--- Begin GIVEN ENTRIES ---
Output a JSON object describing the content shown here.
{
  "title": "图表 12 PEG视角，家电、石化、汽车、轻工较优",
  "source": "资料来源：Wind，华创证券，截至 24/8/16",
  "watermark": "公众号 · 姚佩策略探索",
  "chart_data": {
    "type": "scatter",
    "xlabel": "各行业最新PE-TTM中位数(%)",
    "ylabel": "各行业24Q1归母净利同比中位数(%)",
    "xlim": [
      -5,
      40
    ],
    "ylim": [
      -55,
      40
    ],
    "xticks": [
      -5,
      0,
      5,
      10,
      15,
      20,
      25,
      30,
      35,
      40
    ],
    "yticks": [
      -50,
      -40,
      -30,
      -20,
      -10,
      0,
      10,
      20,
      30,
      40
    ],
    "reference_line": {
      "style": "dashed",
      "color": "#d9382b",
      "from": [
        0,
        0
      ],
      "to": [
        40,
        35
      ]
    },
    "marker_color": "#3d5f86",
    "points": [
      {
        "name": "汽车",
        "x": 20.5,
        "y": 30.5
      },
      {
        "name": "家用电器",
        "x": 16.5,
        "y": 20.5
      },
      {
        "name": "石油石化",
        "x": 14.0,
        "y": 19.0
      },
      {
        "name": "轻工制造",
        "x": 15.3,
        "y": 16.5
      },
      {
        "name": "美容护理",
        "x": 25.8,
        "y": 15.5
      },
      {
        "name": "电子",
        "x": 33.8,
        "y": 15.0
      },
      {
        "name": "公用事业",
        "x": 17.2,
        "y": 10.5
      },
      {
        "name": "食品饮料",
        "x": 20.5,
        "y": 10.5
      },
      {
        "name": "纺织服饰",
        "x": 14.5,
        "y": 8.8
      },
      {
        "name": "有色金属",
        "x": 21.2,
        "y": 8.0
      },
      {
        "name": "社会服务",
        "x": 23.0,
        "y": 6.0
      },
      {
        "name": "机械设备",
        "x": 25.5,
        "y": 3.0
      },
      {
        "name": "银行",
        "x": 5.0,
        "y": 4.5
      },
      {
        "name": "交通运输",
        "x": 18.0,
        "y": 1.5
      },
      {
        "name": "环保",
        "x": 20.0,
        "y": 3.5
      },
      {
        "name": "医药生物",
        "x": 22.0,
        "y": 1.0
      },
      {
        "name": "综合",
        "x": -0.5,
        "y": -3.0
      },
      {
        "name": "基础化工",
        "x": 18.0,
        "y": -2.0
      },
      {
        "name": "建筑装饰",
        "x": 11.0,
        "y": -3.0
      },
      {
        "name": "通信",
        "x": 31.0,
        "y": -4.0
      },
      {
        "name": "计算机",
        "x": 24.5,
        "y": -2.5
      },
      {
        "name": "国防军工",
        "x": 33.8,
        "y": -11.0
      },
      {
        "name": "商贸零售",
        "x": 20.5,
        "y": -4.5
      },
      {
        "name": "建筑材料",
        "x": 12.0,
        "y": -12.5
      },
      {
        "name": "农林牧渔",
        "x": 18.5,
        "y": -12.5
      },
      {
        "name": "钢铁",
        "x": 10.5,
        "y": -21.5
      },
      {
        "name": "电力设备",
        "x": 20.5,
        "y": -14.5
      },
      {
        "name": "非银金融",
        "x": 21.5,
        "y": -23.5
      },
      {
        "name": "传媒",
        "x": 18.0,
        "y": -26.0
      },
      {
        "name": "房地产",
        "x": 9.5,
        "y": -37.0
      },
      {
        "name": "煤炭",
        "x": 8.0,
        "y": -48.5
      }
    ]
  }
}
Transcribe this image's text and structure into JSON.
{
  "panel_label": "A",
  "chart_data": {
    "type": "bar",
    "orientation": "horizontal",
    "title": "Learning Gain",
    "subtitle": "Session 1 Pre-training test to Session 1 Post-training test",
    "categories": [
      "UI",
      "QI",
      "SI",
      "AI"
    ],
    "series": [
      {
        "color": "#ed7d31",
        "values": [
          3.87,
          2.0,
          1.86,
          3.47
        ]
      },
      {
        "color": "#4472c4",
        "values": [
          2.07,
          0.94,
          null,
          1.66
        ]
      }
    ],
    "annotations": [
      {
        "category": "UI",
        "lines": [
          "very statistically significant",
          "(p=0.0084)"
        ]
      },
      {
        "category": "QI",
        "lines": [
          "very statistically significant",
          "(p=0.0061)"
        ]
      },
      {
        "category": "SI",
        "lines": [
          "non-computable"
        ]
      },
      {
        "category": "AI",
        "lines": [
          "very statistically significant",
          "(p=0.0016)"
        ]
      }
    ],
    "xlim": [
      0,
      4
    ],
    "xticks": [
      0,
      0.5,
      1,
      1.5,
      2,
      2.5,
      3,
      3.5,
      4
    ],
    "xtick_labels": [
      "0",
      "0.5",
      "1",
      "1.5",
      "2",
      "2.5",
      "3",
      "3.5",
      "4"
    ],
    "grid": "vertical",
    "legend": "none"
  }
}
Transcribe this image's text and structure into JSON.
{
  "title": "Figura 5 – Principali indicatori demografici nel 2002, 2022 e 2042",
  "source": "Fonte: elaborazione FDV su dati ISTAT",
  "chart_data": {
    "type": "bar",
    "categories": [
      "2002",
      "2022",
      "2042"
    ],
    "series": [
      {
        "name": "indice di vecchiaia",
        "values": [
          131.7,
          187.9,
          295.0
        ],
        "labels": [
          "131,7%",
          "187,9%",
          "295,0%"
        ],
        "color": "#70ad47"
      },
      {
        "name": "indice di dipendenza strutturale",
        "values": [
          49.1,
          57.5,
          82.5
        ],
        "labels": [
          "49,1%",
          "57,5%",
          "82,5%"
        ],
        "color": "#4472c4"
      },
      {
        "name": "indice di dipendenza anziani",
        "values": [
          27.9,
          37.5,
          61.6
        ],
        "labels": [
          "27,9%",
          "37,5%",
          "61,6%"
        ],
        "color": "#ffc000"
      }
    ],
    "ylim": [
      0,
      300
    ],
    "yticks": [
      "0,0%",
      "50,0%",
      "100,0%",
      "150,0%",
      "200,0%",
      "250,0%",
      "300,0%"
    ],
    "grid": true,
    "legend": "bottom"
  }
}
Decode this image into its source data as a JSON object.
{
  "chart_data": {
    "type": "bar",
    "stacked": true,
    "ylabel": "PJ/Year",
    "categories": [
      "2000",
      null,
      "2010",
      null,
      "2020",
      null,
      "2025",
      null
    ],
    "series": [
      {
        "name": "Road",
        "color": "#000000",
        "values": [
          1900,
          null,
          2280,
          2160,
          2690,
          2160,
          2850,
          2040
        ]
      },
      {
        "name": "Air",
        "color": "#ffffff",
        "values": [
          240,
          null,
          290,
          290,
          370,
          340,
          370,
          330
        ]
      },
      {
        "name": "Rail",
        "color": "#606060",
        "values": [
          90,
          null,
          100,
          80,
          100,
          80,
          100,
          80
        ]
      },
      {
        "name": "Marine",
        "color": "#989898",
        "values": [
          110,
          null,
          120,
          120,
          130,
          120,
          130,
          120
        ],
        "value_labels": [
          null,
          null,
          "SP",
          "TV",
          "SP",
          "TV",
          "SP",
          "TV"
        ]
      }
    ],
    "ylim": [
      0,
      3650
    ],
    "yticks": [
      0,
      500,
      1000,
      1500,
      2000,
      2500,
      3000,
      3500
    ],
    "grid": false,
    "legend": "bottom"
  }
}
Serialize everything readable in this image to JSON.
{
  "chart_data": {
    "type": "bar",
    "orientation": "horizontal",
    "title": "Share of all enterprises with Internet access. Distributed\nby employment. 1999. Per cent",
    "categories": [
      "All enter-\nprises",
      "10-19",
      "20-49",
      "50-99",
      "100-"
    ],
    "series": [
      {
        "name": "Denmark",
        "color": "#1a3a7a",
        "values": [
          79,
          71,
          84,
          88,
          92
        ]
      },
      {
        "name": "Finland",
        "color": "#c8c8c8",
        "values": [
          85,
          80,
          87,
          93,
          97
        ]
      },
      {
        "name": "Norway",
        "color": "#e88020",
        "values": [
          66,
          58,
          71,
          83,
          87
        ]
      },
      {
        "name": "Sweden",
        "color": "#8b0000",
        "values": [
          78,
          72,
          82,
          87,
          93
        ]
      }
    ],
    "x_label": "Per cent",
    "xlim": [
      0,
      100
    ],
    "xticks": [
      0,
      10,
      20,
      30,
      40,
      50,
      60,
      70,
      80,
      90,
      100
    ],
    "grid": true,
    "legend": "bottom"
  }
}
--- End GIVEN ENTRIES ---
• WHAT TO WORK ON: Copy every line from the records above that contains the word "source".

• OUTPUT FOR THIS TASK:
  "source": "资料来源：Wind，华创证券，截至 24/8/16",
  "source": "Fonte: elaborazione FDV su dati ISTAT",
Decode this image into its source data as a JSON object.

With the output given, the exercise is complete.